Go through the entries one line at a time, and gather every line that has the word "note".

----- Record extracts -----

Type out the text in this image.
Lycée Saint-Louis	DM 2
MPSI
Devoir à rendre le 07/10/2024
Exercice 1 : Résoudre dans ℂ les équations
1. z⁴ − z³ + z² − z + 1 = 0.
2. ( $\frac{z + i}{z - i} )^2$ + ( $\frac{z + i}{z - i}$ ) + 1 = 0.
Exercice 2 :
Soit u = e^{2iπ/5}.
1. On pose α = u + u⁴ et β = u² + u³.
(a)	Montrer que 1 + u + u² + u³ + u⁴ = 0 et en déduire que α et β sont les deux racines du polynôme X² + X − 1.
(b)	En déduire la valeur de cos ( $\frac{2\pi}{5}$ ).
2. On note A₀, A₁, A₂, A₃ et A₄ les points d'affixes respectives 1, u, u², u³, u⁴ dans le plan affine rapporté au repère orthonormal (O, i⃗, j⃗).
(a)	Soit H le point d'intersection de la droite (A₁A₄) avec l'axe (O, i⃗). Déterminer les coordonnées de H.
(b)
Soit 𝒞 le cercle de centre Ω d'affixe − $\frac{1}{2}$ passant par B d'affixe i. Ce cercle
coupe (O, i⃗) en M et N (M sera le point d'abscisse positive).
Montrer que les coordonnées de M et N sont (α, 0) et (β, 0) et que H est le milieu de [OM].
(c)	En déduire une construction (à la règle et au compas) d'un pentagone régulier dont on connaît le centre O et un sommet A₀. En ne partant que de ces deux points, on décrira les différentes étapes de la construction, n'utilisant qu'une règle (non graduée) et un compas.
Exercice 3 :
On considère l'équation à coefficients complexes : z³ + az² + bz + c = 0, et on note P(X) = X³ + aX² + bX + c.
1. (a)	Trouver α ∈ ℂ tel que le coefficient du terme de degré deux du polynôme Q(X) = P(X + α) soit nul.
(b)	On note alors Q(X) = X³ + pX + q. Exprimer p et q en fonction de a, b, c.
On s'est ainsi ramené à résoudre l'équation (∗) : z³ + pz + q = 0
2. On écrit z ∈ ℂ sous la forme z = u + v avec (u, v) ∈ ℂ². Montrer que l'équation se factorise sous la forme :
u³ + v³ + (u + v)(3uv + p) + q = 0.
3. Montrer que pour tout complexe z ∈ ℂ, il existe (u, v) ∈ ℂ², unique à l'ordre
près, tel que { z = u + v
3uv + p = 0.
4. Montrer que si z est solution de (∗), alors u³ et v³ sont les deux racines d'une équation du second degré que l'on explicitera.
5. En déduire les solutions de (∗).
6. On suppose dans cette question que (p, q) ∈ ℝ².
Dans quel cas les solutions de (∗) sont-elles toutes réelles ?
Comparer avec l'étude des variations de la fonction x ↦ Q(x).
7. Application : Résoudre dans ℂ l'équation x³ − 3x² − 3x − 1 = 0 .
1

-----

Task solution:
2. On note A₀, A₁, A₂, A₃ et A₄ les points d'affixes respectives 1, u, u², u³, u⁴ dans le plan affine rapporté au repère orthonormal (O, i⃗, j⃗).
On considère l'équation à coefficients complexes : z³ + az² + bz + c = 0, et on note P(X) = X³ + aX² + bX + c.
(b)	On note alors Q(X) = X³ + pX + q. Exprimer p et q en fonction de a, b, c.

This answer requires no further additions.